▼

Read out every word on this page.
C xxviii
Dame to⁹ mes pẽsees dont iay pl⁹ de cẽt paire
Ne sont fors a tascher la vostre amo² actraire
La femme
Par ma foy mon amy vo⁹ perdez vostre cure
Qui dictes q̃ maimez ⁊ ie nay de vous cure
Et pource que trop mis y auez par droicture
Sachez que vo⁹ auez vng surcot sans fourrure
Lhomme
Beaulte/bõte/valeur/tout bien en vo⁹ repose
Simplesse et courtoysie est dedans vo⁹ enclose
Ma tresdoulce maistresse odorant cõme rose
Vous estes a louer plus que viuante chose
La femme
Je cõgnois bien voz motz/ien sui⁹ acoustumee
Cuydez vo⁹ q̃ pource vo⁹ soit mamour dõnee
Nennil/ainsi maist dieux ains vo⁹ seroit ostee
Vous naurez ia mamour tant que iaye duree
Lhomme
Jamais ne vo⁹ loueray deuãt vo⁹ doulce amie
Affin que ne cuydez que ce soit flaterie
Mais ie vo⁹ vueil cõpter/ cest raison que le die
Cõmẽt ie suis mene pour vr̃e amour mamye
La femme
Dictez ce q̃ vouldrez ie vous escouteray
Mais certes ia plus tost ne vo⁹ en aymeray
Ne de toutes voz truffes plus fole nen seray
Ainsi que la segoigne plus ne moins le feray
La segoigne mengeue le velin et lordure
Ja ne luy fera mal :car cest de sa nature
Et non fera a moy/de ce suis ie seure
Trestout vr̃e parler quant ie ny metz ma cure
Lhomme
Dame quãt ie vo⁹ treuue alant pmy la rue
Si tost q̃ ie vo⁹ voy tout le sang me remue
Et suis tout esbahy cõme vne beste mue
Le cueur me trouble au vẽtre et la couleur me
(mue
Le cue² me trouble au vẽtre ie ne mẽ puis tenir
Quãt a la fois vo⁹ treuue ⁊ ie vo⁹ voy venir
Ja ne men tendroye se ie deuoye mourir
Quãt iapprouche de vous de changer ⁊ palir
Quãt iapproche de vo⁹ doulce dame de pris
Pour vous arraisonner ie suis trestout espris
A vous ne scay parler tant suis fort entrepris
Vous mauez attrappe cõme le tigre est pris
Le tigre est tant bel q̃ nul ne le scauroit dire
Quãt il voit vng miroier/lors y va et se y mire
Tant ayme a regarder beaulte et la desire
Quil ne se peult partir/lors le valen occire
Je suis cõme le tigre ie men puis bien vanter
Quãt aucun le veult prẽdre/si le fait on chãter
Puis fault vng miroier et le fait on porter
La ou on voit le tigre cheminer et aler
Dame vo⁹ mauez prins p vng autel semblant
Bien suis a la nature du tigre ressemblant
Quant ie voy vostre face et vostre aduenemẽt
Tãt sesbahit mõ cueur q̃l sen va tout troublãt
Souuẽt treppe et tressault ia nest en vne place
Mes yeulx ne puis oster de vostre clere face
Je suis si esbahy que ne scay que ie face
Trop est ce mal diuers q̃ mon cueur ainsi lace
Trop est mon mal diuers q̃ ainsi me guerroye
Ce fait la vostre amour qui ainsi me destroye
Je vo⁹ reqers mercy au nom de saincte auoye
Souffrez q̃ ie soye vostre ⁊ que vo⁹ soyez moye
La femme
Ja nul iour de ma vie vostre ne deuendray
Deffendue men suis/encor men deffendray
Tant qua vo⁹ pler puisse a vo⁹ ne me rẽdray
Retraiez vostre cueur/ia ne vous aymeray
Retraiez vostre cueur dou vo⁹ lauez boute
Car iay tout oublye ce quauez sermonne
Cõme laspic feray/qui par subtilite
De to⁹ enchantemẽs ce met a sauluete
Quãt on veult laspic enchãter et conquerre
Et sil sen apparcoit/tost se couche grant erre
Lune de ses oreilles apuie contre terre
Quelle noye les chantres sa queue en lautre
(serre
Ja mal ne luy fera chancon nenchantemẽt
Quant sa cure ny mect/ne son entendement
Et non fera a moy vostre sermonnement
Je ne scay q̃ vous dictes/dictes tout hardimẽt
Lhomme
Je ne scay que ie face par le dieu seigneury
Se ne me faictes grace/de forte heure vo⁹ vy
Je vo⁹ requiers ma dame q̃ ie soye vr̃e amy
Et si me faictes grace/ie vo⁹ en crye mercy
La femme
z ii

▲

Your task: Repeat every entry exactly, please.

Expected answer:
Read out every word on this page.
C xxviii
Dame to⁹ mes pẽsees dont iay pl⁹ de cẽt paire
Ne sont fors a tascher la vostre amo² actraire
La femme
Par ma foy mon amy vo⁹ perdez vostre cure
Qui dictes q̃ maimez ⁊ ie nay de vous cure
Et pource que trop mis y auez par droicture
Sachez que vo⁹ auez vng surcot sans fourrure
Lhomme
Beaulte/bõte/valeur/tout bien en vo⁹ repose
Simplesse et courtoysie est dedans vo⁹ enclose
Ma tresdoulce maistresse odorant cõme rose
Vous estes a louer plus que viuante chose
La femme
Je cõgnois bien voz motz/ien sui⁹ acoustumee
Cuydez vo⁹ q̃ pource vo⁹ soit mamour dõnee
Nennil/ainsi maist dieux ains vo⁹ seroit ostee
Vous naurez ia mamour tant que iaye duree
Lhomme
Jamais ne vo⁹ loueray deuãt vo⁹ doulce amie
Affin que ne cuydez que ce soit flaterie
Mais ie vo⁹ vueil cõpter/ cest raison que le die
Cõmẽt ie suis mene pour vr̃e amour mamye
La femme
Dictez ce q̃ vouldrez ie vous escouteray
Mais certes ia plus tost ne vo⁹ en aymeray
Ne de toutes voz truffes plus fole nen seray
Ainsi que la segoigne plus ne moins le feray
La segoigne mengeue le velin et lordure
Ja ne luy fera mal :car cest de sa nature
Et non fera a moy/de ce suis ie seure
Trestout vr̃e parler quant ie ny metz ma cure
Lhomme
Dame quãt ie vo⁹ treuue alant pmy la rue
Si tost q̃ ie vo⁹ voy tout le sang me remue
Et suis tout esbahy cõme vne beste mue
Le cueur me trouble au vẽtre et la couleur me
(mue
Le cue² me trouble au vẽtre ie ne mẽ puis tenir
Quãt a la fois vo⁹ treuue ⁊ ie vo⁹ voy venir
Ja ne men tendroye se ie deuoye mourir
Quãt iapprouche de vous de changer ⁊ palir
Quãt iapproche de vo⁹ doulce dame de pris
Pour vous arraisonner ie suis trestout espris
A vous ne scay parler tant suis fort entrepris
Vous mauez attrappe cõme le tigre est pris
Le tigre est tant bel q̃ nul ne le scauroit dire
Quãt il voit vng miroier/lors y va et se y mire
Tant ayme a regarder beaulte et la desire
Quil ne se peult partir/lors le valen occire
Je suis cõme le tigre ie men puis bien vanter
Quãt aucun le veult prẽdre/si le fait on chãter
Puis fault vng miroier et le fait on porter
La ou on voit le tigre cheminer et aler
Dame vo⁹ mauez prins p vng autel semblant
Bien suis a la nature du tigre ressemblant
Quant ie voy vostre face et vostre aduenemẽt
Tãt sesbahit mõ cueur q̃l sen va tout troublãt
Souuẽt treppe et tressault ia nest en vne place
Mes yeulx ne puis oster de vostre clere face
Je suis si esbahy que ne scay que ie face
Trop est ce mal diuers q̃ mon cueur ainsi lace
Trop est mon mal diuers q̃ ainsi me guerroye
Ce fait la vostre amour qui ainsi me destroye
Je vo⁹ reqers mercy au nom de saincte auoye
Souffrez q̃ ie soye vostre ⁊ que vo⁹ soyez moye
La femme
Ja nul iour de ma vie vostre ne deuendray
Deffendue men suis/encor men deffendray
Tant qua vo⁹ pler puisse a vo⁹ ne me rẽdray
Retraiez vostre cueur/ia ne vous aymeray
Retraiez vostre cueur dou vo⁹ lauez boute
Car iay tout oublye ce quauez sermonne
Cõme laspic feray/qui par subtilite
De to⁹ enchantemẽs ce met a sauluete
Quãt on veult laspic enchãter et conquerre
Et sil sen apparcoit/tost se couche grant erre
Lune de ses oreilles apuie contre terre
Quelle noye les chantres sa queue en lautre
(serre
Ja mal ne luy fera chancon nenchantemẽt
Quant sa cure ny mect/ne son entendement
Et non fera a moy vostre sermonnement
Je ne scay q̃ vous dictes/dictes tout hardimẽt
Lhomme
Je ne scay que ie face par le dieu seigneury
Se ne me faictes grace/de forte heure vo⁹ vy
Je vo⁹ requiers ma dame q̃ ie soye vr̃e amy
Et si me faictes grace/ie vo⁹ en crye mercy
La femme
z ii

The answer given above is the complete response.